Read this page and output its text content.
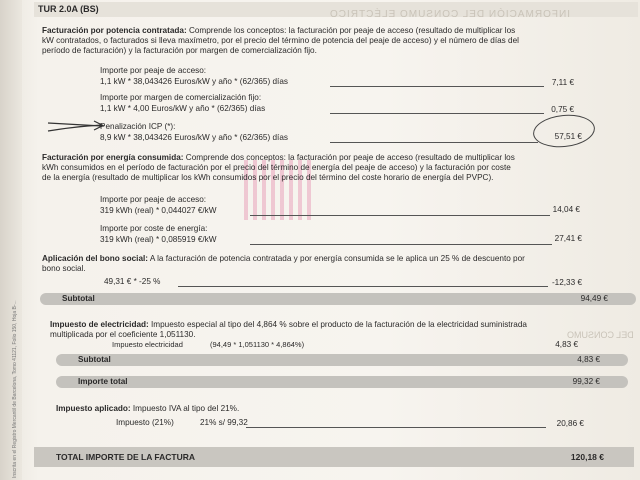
Inscrita en el Registro Mercantil de Barcelona, Tomo 41121, Folio 150, Hoja B-...
TUR 2.0A (BS)	INFORMACIÓN DEL CONSUMO ELÉCTRICO
DEL CONSUMO
Facturación por potencia contratada: Comprende los conceptos: la facturación por peaje de acceso (resultado de multiplicar los
kW contratados, o facturados si lleva maxímetro, por el precio del término de potencia del peaje de acceso) y el número de días del
período de facturación) y la facturación por margen de comercialización fijo.
Importe por peaje de acceso:
1,1 kW * 38,043426 Euros/kW y año * (62/365) días	7,11 €
Importe por margen de comercialización fijo:
1,1 kW * 4,00 Euros/kW y año * (62/365) días	0,75 €
Penalización ICP (*):
8,9 kW * 38,043426 Euros/kW y año * (62/365) días	57,51 €
Facturación por energía consumida: Comprende dos conceptos: la facturación por peaje de acceso (resultado de multiplicar los
kWh consumidos en el período de facturación por el precio del término de energía del peaje de acceso) y la facturación por coste
de la energía (resultado de multiplicar los kWh consumidos por el precio del término del coste horario de energía del PVPC).
Importe por peaje de acceso:
319 kWh (real) * 0,044027 €/kW	14,04 €
Importe por coste de energía:
319 kWh (real) * 0,085919 €/kW	27,41 €
Aplicación del bono social: A la facturación de potencia contratada y por energía consumida se le aplica un 25 % de descuento por
bono social.
49,31 € * -25 %	-12,33 €
Subtotal	94,49 €
Impuesto de electricidad: Impuesto especial al tipo del 4,864 % sobre el producto de la facturación de la electricidad suministrada
multiplicada por el coeficiente 1,051130.
Impuesto electricidad	(94,49 * 1,051130 * 4,864%)	4,83 €
Subtotal	4,83 €
Importe total	99,32 €
Impuesto aplicado: Impuesto IVA al tipo del 21%.
Impuesto (21%)	21% s/ 99,32	20,86 €
TOTAL IMPORTE DE LA FACTURA	120,18 €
◆ ◆ ◆ ◆ ◆
● **WHAT TO PRODUCE**: List each line in the listing that contains the string "bono".

● **SOLVED EXERCISE**:
Aplicación del bono social: A la facturación de potencia contratada y por energía consumida se le aplica un 25 % de descuento por
bono social.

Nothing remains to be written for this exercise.